__YOUR GOAL__: Print out every line, exactly as written.

*** INFORMATION PROVIDED

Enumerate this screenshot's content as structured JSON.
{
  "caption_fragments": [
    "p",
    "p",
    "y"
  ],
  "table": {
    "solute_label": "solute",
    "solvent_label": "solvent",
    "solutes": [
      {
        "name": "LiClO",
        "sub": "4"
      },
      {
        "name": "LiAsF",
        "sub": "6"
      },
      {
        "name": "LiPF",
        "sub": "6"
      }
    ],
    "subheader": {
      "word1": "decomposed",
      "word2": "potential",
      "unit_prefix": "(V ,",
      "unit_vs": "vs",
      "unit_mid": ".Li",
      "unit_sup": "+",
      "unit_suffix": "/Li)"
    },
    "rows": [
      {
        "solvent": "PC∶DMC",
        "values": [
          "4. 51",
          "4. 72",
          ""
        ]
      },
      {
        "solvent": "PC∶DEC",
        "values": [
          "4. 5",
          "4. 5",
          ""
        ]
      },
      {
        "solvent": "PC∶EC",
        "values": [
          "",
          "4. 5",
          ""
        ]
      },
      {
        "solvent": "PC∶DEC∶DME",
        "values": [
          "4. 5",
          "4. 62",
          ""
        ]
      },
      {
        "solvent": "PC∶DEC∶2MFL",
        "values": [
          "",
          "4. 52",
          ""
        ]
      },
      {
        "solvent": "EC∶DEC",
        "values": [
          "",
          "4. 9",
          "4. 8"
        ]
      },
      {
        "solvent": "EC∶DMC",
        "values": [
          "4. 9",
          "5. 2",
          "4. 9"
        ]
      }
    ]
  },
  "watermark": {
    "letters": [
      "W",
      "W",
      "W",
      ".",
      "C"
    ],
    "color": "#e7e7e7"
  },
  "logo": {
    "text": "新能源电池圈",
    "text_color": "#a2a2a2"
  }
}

******

__RESULT__:
Enumerate this screenshot's content as structured JSON.
{
  "caption_fragments": [
    "p",
    "p",
    "y"
  ],
  "table": {
    "solute_label": "solute",
    "solvent_label": "solvent",
    "solutes": [
      {
        "name": "LiClO",
        "sub": "4"
      },
      {
        "name": "LiAsF",
        "sub": "6"
      },
      {
        "name": "LiPF",
        "sub": "6"
      }
    ],
    "subheader": {
      "word1": "decomposed",
      "word2": "potential",
      "unit_prefix": "(V ,",
      "unit_vs": "vs",
      "unit_mid": ".Li",
      "unit_sup": "+",
      "unit_suffix": "/Li)"
    },
    "rows": [
      {
        "solvent": "PC∶DMC",
        "values": [
          "4. 51",
          "4. 72",
          ""
        ]
      },
      {
        "solvent": "PC∶DEC",
        "values": [
          "4. 5",
          "4. 5",
          ""
        ]
      },
      {
        "solvent": "PC∶EC",
        "values": [
          "",
          "4. 5",
          ""
        ]
      },
      {
        "solvent": "PC∶DEC∶DME",
        "values": [
          "4. 5",
          "4. 62",
          ""
        ]
      },
      {
        "solvent": "PC∶DEC∶2MFL",
        "values": [
          "",
          "4. 52",
          ""
        ]
      },
      {
        "solvent": "EC∶DEC",
        "values": [
          "",
          "4. 9",
          "4. 8"
        ]
      },
      {
        "solvent": "EC∶DMC",
        "values": [
          "4. 9",
          "5. 2",
          "4. 9"
        ]
      }
    ]
  },
  "watermark": {
    "letters": [
      "W",
      "W",
      "W",
      ".",
      "C"
    ],
    "color": "#e7e7e7"
  },
  "logo": {
    "text": "新能源电池圈",
    "text_color": "#a2a2a2"
  }
}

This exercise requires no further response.